■ **Requirement**
Please report every line in the items below that contains the word "zenith", copying each such line in full.

START

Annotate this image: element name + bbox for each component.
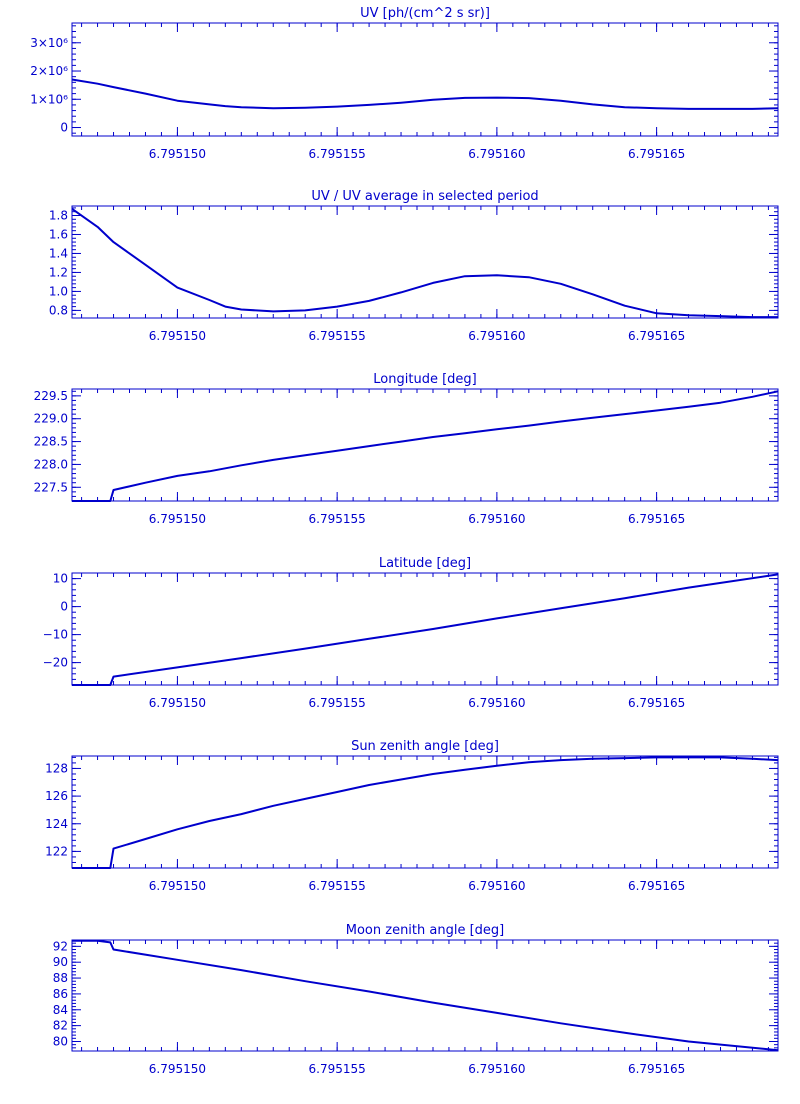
y-tick-label: 0.8 — [49, 303, 68, 317]
y-tick-label: 128 — [45, 761, 68, 775]
y-tick-label: 122 — [45, 844, 68, 858]
y-tick-label: 2×10⁶ — [30, 64, 68, 78]
series-line — [72, 573, 779, 686]
x-tick-label: 6.795155 — [309, 512, 366, 526]
y-tick-label: 228.0 — [34, 457, 68, 471]
chart-title: UV [ph/(cm^2 s sr)] — [360, 6, 490, 21]
plot-frame — [71, 939, 779, 1052]
chart-title: Longitude [deg] — [373, 372, 476, 387]
x-tick-label: 6.795150 — [149, 1062, 206, 1076]
x-tick-label: 6.795165 — [628, 512, 685, 526]
x-tick-label: 6.795155 — [309, 696, 366, 710]
y-tick-label: 0 — [60, 121, 68, 135]
y-tick-label: −10 — [43, 628, 68, 642]
chart-panel-5: Sun zenith angle [deg] 6.795150 6.795155 6.… — [45, 739, 779, 893]
chart-title: Sun zenith angle [deg] — [351, 739, 499, 754]
plot-frame — [71, 22, 779, 137]
y-tick-label: 1×10⁶ — [30, 92, 68, 106]
y-tick-label: 80 — [53, 1034, 68, 1048]
y-tick-label: 1.4 — [49, 246, 68, 260]
x-tick-label: 6.795155 — [309, 329, 366, 343]
y-tick-label: 1.0 — [49, 284, 68, 298]
y-tick-label: 1.8 — [49, 208, 68, 222]
series-line — [71, 207, 778, 319]
x-tick-label: 6.795150 — [149, 329, 206, 343]
x-tick-label: 6.795150 — [149, 696, 206, 710]
plot-frame — [71, 205, 779, 319]
y-tick-label: 92 — [53, 939, 68, 953]
plot-frame — [71, 388, 779, 502]
y-tick-label: 84 — [53, 1003, 68, 1017]
x-tick-label: 6.795160 — [468, 147, 525, 161]
chart-panel-3: Longitude [deg] 6.795150 6.795155 6.795160 6… — [34, 372, 779, 526]
x-tick-label: 6.795150 — [149, 512, 206, 526]
x-tick-label: 6.795165 — [628, 696, 685, 710]
series-line — [72, 756, 779, 869]
x-tick-label: 6.795160 — [468, 879, 525, 893]
y-tick-label: 82 — [53, 1019, 68, 1033]
x-tick-label: 6.795150 — [149, 879, 206, 893]
y-tick-label: 227.5 — [34, 480, 68, 494]
y-tick-label: 90 — [53, 955, 68, 969]
y-tick-label: 3×10⁶ — [30, 36, 68, 50]
x-tick-label: 6.795155 — [309, 1062, 366, 1076]
y-tick-label: −20 — [43, 656, 68, 670]
y-tick-label: 229.5 — [34, 389, 68, 403]
y-tick-label: 86 — [53, 987, 68, 1001]
x-tick-label: 6.795160 — [468, 329, 525, 343]
y-tick-label: 1.6 — [49, 227, 68, 241]
x-tick-label: 6.795155 — [309, 879, 366, 893]
x-tick-label: 6.795160 — [468, 696, 525, 710]
chart-title: Moon zenith angle [deg] — [346, 923, 504, 938]
x-tick-label: 6.795155 — [309, 147, 366, 161]
y-tick-label: 0 — [60, 600, 68, 614]
y-tick-label: 1.2 — [49, 265, 68, 279]
chart-panel-1: UV [ph/(cm^2 s sr)] 6.795150 6.795155 6.795… — [30, 6, 779, 161]
plot-frame — [71, 755, 779, 869]
y-tick-label: 126 — [45, 789, 68, 803]
chart-title: UV / UV average in selected period — [311, 189, 538, 204]
chart-title: Latitude [deg] — [379, 556, 471, 571]
x-tick-label: 6.795165 — [628, 879, 685, 893]
series-line — [71, 78, 779, 110]
x-tick-label: 6.795160 — [468, 1062, 525, 1076]
x-tick-label: 6.795165 — [628, 329, 685, 343]
x-tick-label: 6.795165 — [628, 147, 685, 161]
chart-panel-4: Latitude [deg] 6.795150 6.795155 6.795160 6.… — [43, 556, 779, 710]
chart-panel-6: Moon zenith angle [deg] 6.795150 6.795155 6… — [53, 923, 779, 1076]
chart-panel-2: UV / UV average in selected period 6.7951… — [49, 189, 779, 343]
x-tick-label: 6.795160 — [468, 512, 525, 526]
y-tick-label: 124 — [45, 817, 68, 831]
x-tick-label: 6.795165 — [628, 1062, 685, 1076]
y-tick-label: 88 — [53, 971, 68, 985]
series-line — [72, 390, 779, 502]
y-tick-label: 10 — [53, 572, 68, 586]
series-line — [72, 939, 779, 1052]
y-tick-label: 228.5 — [34, 435, 68, 449]
y-tick-label: 229.0 — [34, 412, 68, 426]
x-tick-label: 6.795150 — [149, 147, 206, 161]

END

■ **Complete output**
chart-panel-5: Sun zenith angle [deg] 6.795150 6.795155 6.… — [45, 739, 779, 893]
chart-title: Sun zenith angle [deg] — [351, 739, 499, 754]
chart-title: Moon zenith angle [deg] — [346, 923, 504, 938]
chart-panel-6: Moon zenith angle [deg] 6.795150 6.795155 6… — [53, 923, 779, 1076]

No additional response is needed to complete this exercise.